[start Records for the exercise]
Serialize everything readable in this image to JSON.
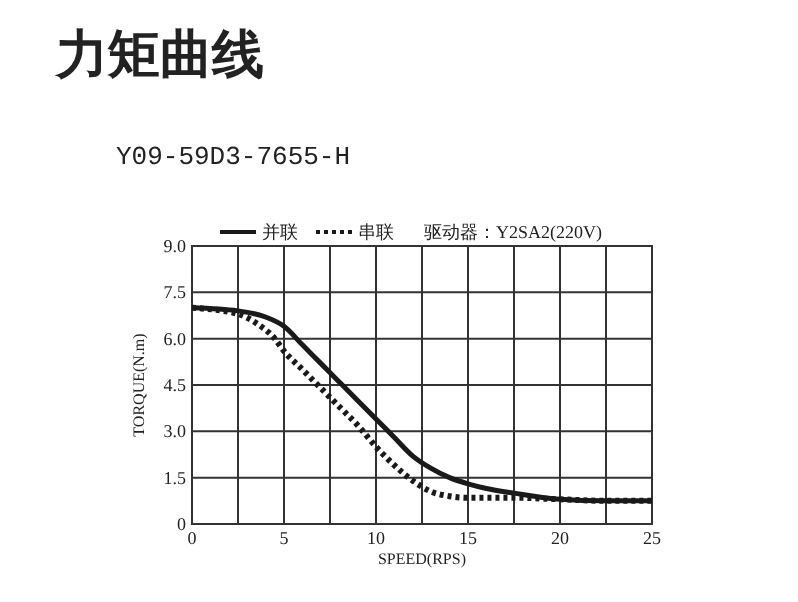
{
  "chart_data": {
    "type": "line",
    "title": "力矩曲线",
    "subtitle": "Y09-59D3-7655-H",
    "xlabel": "SPEED(RPS)",
    "ylabel": "TORQUE(N.m)",
    "annotations": [
      "驱动器：Y2SA2(220V)"
    ],
    "xlim": [
      0,
      25
    ],
    "xticks": [
      0,
      {
        "value": 2.5,
        "label": null
      },
      5,
      {
        "value": 7.5,
        "label": null
      },
      10,
      {
        "value": 12.5,
        "label": null
      },
      15,
      {
        "value": 17.5,
        "label": null
      },
      20,
      {
        "value": 22.5,
        "label": null
      },
      25
    ],
    "ylim": [
      0,
      9
    ],
    "yticks": [
      0,
      1.5,
      {
        "value": 3,
        "label": "3.0"
      },
      4.5,
      {
        "value": 6,
        "label": "6.0"
      },
      7.5,
      {
        "value": 9,
        "label": "9.0"
      }
    ],
    "grid": true,
    "legend": "top",
    "marker": "none",
    "series": [
      {
        "name": "并联",
        "color": "#1a1a1a",
        "line_style": "solid",
        "x": [
          0,
          2.5,
          4,
          5,
          6,
          7,
          8,
          9,
          10,
          11,
          12,
          13,
          14,
          15,
          16,
          17.5,
          20,
          22.5,
          25
        ],
        "values": [
          7.0,
          6.9,
          6.7,
          6.4,
          5.8,
          5.2,
          4.6,
          4.0,
          3.4,
          2.8,
          2.2,
          1.8,
          1.5,
          1.3,
          1.15,
          1.0,
          0.8,
          0.75,
          0.75
        ]
      },
      {
        "name": "串联",
        "color": "#1a1a1a",
        "line_style": "dotted",
        "x": [
          0,
          2.5,
          3.5,
          4.5,
          5,
          6,
          7,
          8,
          9,
          10,
          11,
          12,
          13,
          14,
          15,
          17.5,
          20,
          22.5,
          25
        ],
        "values": [
          7.0,
          6.8,
          6.5,
          6.0,
          5.6,
          5.0,
          4.4,
          3.8,
          3.2,
          2.5,
          1.9,
          1.4,
          1.05,
          0.9,
          0.85,
          0.85,
          0.8,
          0.75,
          0.75
        ]
      }
    ]
  }
}
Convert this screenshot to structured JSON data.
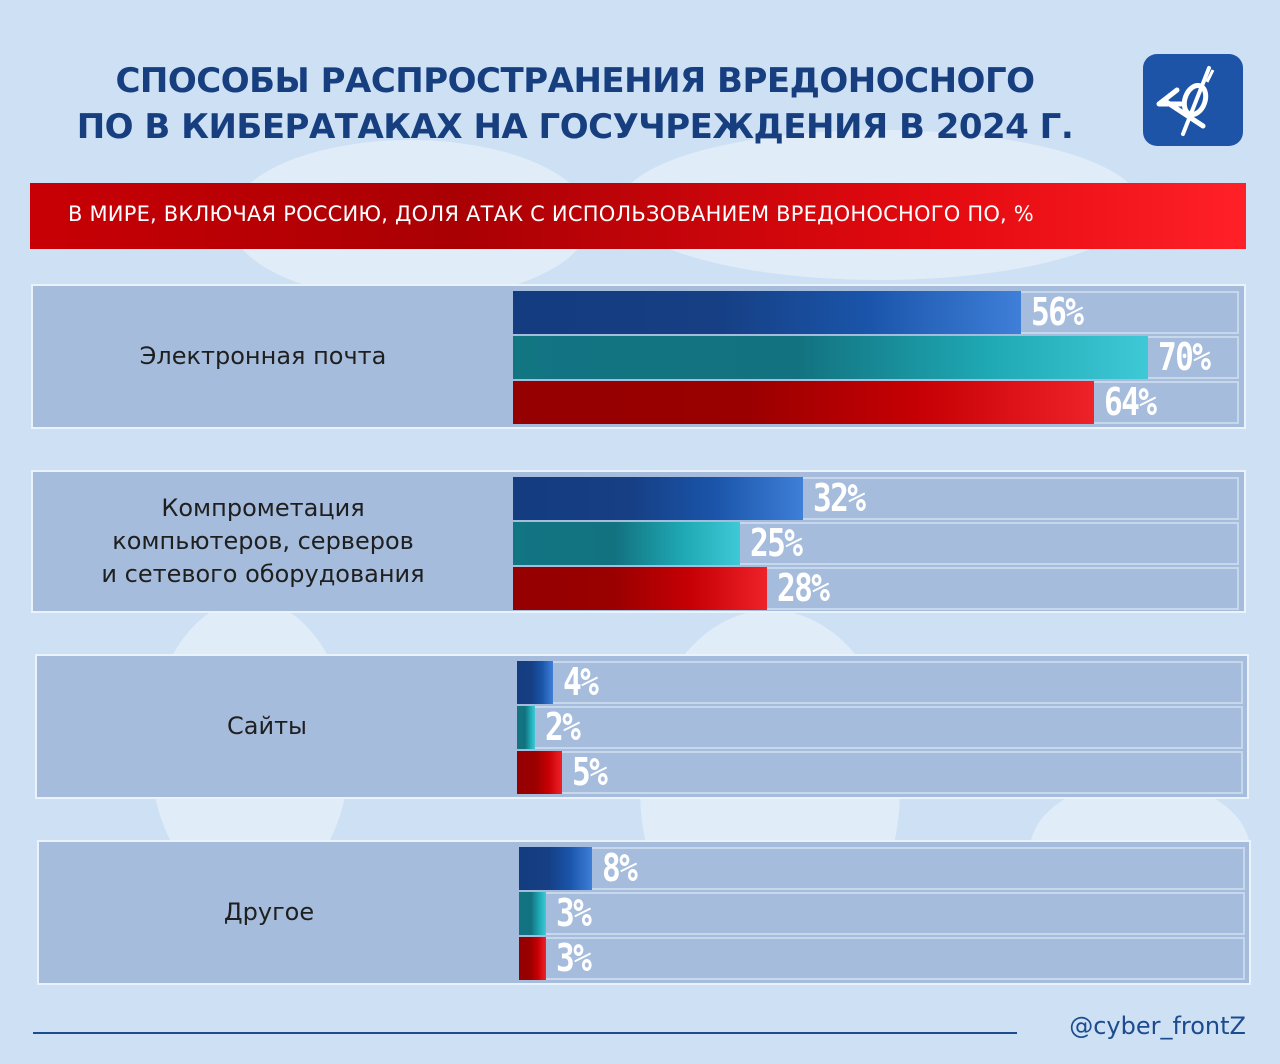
{
  "header": {
    "title_line1": "СПОСОБЫ РАСПРОСТРАНЕНИЯ ВРЕДОНОСНОГО",
    "title_line2": "ПО В КИБЕРАТАКАХ НА ГОСУЧРЕЖДЕНИЯ В 2024 Г.",
    "logo_text": "КФ"
  },
  "banner": {
    "text": "В МИРЕ, ВКЛЮЧАЯ РОССИЮ, ДОЛЯ АТАК С ИСПОЛЬЗОВАНИЕМ ВРЕДОНОСНОГО ПО, %"
  },
  "footer": {
    "handle": "@cyber_frontZ"
  },
  "colors": {
    "title": "#173f80",
    "banner_red": "#d00006",
    "series_blue": "#1a55aa",
    "series_teal": "#1ea9b4",
    "series_red": "#c60004",
    "panel_bg": "#a5bcdc"
  },
  "chart_data": {
    "type": "bar",
    "orientation": "horizontal",
    "title": "В МИРЕ, ВКЛЮЧАЯ РОССИЮ, ДОЛЯ АТАК С ИСПОЛЬЗОВАНИЕМ ВРЕДОНОСНОГО ПО, %",
    "unit": "%",
    "categories": [
      "Электронная почта",
      "Компрометация компьютеров, серверов и сетевого оборудования",
      "Сайты",
      "Другое"
    ],
    "category_lines": [
      [
        "Электронная почта"
      ],
      [
        "Компрометация",
        "компьютеров, серверов",
        "и сетевого оборудования"
      ],
      [
        "Сайты"
      ],
      [
        "Другое"
      ]
    ],
    "series": [
      {
        "name": "blue",
        "color": "#1a55aa",
        "values": [
          56,
          32,
          4,
          8
        ],
        "labels": [
          "56%",
          "32%",
          "4%",
          "8%"
        ]
      },
      {
        "name": "teal",
        "color": "#1ea9b4",
        "values": [
          70,
          25,
          2,
          3
        ],
        "labels": [
          "70%",
          "25%",
          "2%",
          "3%"
        ]
      },
      {
        "name": "red",
        "color": "#c60004",
        "values": [
          64,
          28,
          5,
          3
        ],
        "labels": [
          "64%",
          "28%",
          "5%",
          "3%"
        ]
      }
    ],
    "xlim": [
      0,
      80
    ],
    "grid": false,
    "legend": "none"
  }
}
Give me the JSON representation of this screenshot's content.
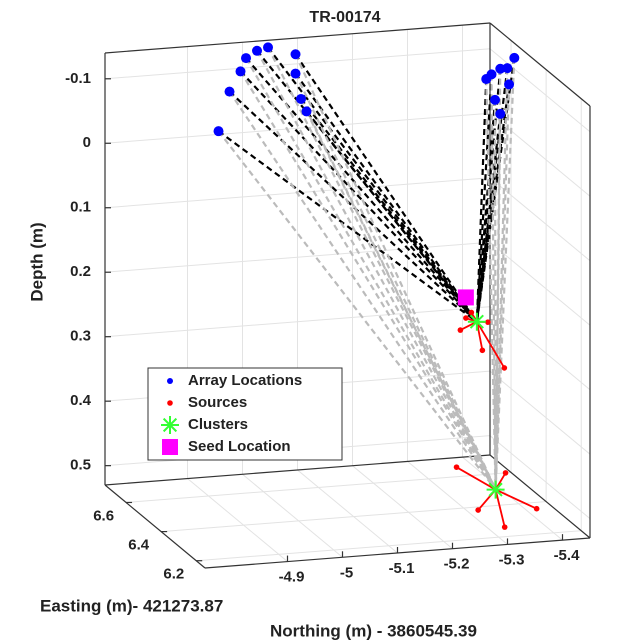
{
  "chart_data": {
    "type": "scatter3d",
    "title": "TR-00174",
    "xlabel": "Northing (m) - 3860545.39",
    "ylabel": "Easting (m)- 421273.87",
    "zlabel": "Depth (m)",
    "xlim": [
      -4.75,
      -5.45
    ],
    "ylim": [
      6.15,
      6.72
    ],
    "zlim": [
      -0.14,
      0.53
    ],
    "xticks": [
      -4.9,
      -5,
      -5.1,
      -5.2,
      -5.3,
      -5.4
    ],
    "yticks": [
      6.2,
      6.4,
      6.6
    ],
    "zticks": [
      -0.1,
      0,
      0.1,
      0.2,
      0.3,
      0.4,
      0.5
    ],
    "zreverse": true,
    "grid": true,
    "legend": "lower left",
    "series": [
      {
        "name": "Array Locations",
        "color": "#0000ff",
        "marker": "o",
        "x": [
          -4.95,
          -4.97,
          -4.99,
          -5.0,
          -5.02,
          -5.04,
          -5.09,
          -5.09,
          -5.1,
          -5.11,
          -5.44,
          -5.44,
          -5.44,
          -5.44,
          -5.44,
          -5.44,
          -5.44,
          -5.44
        ],
        "y": [
          6.7,
          6.7,
          6.7,
          6.7,
          6.7,
          6.7,
          6.7,
          6.7,
          6.7,
          6.7,
          6.71,
          6.68,
          6.63,
          6.59,
          6.55,
          6.66,
          6.63,
          6.58
        ],
        "z": [
          -0.01,
          -0.07,
          -0.1,
          -0.12,
          -0.13,
          -0.134,
          -0.12,
          -0.09,
          -0.05,
          -0.03,
          -0.056,
          -0.07,
          -0.09,
          -0.1,
          -0.125,
          -0.035,
          -0.02,
          -0.077
        ]
      },
      {
        "name": "Sources",
        "color": "#ff0000",
        "marker": ".",
        "x": [
          -5.32,
          -5.33,
          -5.36,
          -5.39,
          -5.35,
          -5.31,
          -5.37,
          -5.44,
          -5.33,
          -5.42,
          -5.32
        ],
        "y": [
          6.45,
          6.45,
          6.45,
          6.45,
          6.45,
          6.45,
          6.66,
          6.6,
          6.26,
          6.36,
          6.38
        ],
        "z": [
          0.248,
          0.24,
          0.257,
          0.33,
          0.3,
          0.266,
          0.53,
          0.53,
          0.53,
          0.53,
          0.53
        ]
      },
      {
        "name": "Clusters",
        "color": "#33ff33",
        "marker": "*",
        "x": [
          -5.34,
          -5.39
        ],
        "y": [
          6.45,
          6.5
        ],
        "z": [
          0.255,
          0.53
        ]
      },
      {
        "name": "Seed Location",
        "color": "#ff00ff",
        "marker": "s",
        "x": [
          -5.32
        ],
        "y": [
          6.45
        ],
        "z": [
          0.216
        ]
      }
    ]
  }
}
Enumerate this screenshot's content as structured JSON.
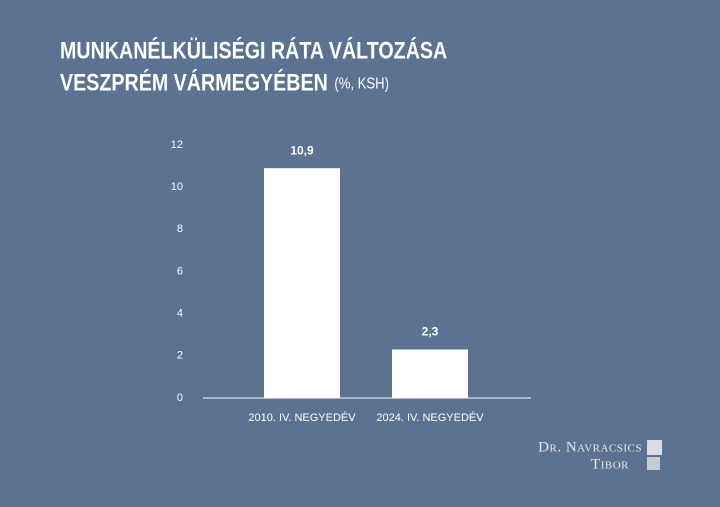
{
  "chart_data": {
    "type": "bar",
    "title": [
      "MUNKANÉLKÜLISÉGI RÁTA VÁLTOZÁSA",
      "VESZPRÉM VÁRMEGYÉBEN"
    ],
    "subtitle": "(%, KSH)",
    "categories": [
      "2010. IV. NEGYEDÉV",
      "2024. IV. NEGYEDÉV"
    ],
    "values": [
      10.9,
      2.3
    ],
    "value_labels": [
      "10,9",
      "2,3"
    ],
    "color": "#ffffff",
    "ylim": [
      0,
      12
    ],
    "yticks": [
      0,
      2,
      4,
      6,
      8,
      10,
      12
    ],
    "grid": false
  },
  "logo": [
    "Dr. Navracsics",
    "Tibor"
  ]
}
[end Records for the exercise]
Check each line of the data above for the word "оборудования" and say how many lines contain it, giving nothing besides the number.

2